## Reading passage

*** Block opens ***

DT1130 Spectral Transforms 7.5 credits

Spektrala transformer

This course aims to give the participants basic understanding and experience of methods and applications of spectral transforms used in many types of advanced media technology, in areas such as speech- and music technology, audio technology, image processing and computer vision. The practical coursework is mostly done in Matlab, which gives the partcipants skills that will be of use also in other fields of engineering work.

  • Education cycle

    First cycle
  • Main field of study

  • Grading scale

    A, B, C, D, E, FX, F

Course offerings

Autumn 18 for programme students

Autumn 17 for programme students

Intended learning outcomes

The student should after the course be able to

    * analyse audio signals using spectrum/spectrogram and explain relations between spectrum, analysis window length, analysis bandwidth and resolution in time and frequency domains

    * explain and calculate the consequences of sampling and quantisation of analogue signals

    * express signals mathematically in terms of complex phasors, and utilise fourier series to describe periodic signals

    * analyse simple linear systems using the Z-transform, and calculate various properties of theese such as filter equation, transfer function, pole- and zero configuration, magnitude response and impulse response and relate these to each other

    * explain and apply convolution of signals in one and two dimensions

    * explain function and scope of use, and numerically compute the discrete fourier transform, and state the basic principle and computational properties of the FFT algorithm

    * account for basic principles and algorithms used in filtering and spectrally based compression of images

    * use Matlab for general computation and visualisation task, especially filtering and spectral treatment of sounds and images.

*** Block closes ***

Stored data entries
*** Block opens ***

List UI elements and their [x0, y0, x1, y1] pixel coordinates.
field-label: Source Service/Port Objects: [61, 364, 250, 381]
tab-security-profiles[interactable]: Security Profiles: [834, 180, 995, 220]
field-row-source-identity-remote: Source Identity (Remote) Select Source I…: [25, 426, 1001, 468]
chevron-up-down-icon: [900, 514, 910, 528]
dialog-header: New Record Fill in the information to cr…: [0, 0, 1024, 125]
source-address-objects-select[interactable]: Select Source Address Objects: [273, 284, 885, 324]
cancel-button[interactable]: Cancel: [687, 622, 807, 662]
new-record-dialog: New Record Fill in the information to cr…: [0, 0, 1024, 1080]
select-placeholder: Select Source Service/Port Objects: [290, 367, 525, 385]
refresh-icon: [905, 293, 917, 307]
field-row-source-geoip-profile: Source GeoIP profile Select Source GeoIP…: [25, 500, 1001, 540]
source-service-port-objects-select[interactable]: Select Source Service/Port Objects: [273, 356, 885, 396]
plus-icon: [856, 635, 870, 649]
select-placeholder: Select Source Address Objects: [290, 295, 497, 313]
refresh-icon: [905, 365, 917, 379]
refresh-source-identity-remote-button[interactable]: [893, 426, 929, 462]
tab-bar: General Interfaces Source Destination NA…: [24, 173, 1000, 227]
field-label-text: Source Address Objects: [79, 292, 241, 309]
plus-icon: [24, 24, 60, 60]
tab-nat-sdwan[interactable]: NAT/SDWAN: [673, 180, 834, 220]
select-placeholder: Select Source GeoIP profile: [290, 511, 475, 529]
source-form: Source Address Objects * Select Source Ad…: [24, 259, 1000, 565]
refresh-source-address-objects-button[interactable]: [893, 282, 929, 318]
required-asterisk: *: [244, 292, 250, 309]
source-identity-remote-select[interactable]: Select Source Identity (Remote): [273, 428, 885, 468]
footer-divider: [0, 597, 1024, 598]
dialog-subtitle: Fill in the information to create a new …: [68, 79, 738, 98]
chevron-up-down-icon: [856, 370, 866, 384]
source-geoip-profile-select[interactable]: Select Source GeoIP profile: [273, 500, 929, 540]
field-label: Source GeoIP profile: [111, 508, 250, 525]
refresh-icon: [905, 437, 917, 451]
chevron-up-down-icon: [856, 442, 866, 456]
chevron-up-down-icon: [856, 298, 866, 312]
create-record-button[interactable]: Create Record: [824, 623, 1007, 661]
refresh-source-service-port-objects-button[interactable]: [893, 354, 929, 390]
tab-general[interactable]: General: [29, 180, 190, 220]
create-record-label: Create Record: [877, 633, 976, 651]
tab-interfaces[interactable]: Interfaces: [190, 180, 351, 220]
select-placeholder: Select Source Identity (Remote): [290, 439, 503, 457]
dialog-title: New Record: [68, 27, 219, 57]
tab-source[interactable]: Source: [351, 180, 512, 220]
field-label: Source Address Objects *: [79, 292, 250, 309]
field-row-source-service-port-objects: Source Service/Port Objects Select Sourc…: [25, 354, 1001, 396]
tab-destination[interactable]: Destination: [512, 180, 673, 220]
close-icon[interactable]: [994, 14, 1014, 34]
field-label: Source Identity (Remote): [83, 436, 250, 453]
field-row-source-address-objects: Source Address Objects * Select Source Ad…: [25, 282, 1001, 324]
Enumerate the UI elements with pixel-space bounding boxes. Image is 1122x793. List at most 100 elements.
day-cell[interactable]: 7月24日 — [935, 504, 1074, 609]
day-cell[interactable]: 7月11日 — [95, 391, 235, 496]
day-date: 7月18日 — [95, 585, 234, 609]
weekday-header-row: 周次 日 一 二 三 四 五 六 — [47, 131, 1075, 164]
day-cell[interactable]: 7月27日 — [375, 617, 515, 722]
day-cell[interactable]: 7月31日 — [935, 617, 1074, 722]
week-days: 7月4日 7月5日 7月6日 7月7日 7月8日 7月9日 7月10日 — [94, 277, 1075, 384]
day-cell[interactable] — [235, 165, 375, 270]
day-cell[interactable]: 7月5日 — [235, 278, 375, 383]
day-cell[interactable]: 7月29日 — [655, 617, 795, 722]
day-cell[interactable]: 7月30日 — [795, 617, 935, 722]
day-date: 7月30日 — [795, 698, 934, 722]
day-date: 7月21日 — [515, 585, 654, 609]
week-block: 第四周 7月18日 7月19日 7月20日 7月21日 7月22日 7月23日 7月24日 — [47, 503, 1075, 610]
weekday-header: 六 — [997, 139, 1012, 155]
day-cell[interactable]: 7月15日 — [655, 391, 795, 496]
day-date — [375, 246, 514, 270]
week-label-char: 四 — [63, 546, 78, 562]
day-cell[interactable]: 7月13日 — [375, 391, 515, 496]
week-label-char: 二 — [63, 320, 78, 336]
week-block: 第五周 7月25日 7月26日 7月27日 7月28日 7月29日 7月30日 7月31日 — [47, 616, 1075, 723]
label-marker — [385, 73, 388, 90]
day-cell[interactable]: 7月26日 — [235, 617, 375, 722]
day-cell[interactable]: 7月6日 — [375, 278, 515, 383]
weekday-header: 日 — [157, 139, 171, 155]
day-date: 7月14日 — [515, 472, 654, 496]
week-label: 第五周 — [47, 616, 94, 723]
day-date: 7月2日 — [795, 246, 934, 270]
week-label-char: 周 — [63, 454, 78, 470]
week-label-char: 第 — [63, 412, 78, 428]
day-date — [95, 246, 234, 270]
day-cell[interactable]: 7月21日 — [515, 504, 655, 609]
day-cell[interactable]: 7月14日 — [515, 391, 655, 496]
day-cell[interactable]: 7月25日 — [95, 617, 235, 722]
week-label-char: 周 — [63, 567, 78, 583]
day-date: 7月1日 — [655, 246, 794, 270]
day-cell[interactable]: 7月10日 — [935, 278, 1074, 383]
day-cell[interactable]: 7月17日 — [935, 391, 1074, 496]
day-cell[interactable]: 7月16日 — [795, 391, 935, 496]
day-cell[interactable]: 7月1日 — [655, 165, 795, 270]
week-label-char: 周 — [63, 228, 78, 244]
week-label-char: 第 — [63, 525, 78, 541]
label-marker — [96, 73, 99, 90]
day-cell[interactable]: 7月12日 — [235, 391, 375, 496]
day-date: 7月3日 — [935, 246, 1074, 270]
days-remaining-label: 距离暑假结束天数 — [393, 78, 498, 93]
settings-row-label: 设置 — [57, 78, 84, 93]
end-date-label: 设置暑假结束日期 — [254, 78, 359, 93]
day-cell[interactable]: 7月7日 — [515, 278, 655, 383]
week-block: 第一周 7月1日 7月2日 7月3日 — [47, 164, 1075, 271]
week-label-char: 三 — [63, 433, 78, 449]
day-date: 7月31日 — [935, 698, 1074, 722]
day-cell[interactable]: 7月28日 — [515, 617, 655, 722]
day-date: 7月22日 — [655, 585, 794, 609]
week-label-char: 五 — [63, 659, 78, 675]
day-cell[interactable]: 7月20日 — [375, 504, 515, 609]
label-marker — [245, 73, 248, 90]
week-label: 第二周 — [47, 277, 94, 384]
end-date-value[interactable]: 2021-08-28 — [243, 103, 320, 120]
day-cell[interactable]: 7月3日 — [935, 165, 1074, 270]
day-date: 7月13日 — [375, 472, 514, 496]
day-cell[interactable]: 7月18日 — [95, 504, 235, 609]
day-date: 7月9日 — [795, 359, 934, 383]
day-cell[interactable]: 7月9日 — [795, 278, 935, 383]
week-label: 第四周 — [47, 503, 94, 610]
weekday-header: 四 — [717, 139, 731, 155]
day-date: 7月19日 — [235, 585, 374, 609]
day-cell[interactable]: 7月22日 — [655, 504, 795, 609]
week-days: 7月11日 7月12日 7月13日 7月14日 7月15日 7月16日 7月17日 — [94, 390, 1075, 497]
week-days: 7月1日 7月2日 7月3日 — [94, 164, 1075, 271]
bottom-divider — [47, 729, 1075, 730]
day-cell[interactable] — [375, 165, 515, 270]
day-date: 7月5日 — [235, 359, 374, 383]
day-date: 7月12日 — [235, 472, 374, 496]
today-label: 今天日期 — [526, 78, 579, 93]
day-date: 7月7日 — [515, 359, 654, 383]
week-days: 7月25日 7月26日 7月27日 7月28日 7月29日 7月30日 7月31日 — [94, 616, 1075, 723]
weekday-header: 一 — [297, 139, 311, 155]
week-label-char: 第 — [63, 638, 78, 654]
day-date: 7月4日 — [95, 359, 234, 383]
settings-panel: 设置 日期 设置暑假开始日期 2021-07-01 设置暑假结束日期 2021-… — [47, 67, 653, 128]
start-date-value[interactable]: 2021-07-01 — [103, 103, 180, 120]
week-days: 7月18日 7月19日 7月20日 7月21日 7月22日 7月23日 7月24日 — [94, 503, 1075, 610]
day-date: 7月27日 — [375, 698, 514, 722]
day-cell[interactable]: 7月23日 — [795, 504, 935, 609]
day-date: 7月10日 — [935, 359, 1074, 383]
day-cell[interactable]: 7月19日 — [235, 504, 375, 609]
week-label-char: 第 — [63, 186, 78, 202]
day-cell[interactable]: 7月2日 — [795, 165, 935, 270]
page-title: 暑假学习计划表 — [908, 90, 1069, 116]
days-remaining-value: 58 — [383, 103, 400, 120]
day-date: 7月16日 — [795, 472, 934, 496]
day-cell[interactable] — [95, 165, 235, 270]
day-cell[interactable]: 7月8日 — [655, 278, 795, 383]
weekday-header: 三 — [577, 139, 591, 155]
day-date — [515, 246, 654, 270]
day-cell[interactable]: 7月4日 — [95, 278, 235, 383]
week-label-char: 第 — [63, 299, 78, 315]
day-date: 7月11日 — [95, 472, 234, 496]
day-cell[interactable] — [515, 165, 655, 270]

*** Block closes ***

## Work order 1
Answer these questions from the course description above:
(a) In which software is most of the practical coursework done?
(b) What grading scale does the course use?
(c) Which education cycle is the course in?
## Work order 2
Quote the part of the course description above that runs between "DT1130 Spectral Transforms" and "of engineering work.", inclusive.

## Problem solution 1
(a) Matlab
(b) A, B, C, D, E, FX, F
(c) First cycle

## Problem solution 2
DT1130 Spectral Transforms 7.5 credits

Spektrala transformer

This course aims to give the participants basic understanding and experience of methods and applications of spectral transforms used in many types of advanced media technology, in areas such as speech- and music technology, audio technology, image processing and computer vision. The practical coursework is mostly done in Matlab, which gives the partcipants skills that will be of use also in other fields of engineering work.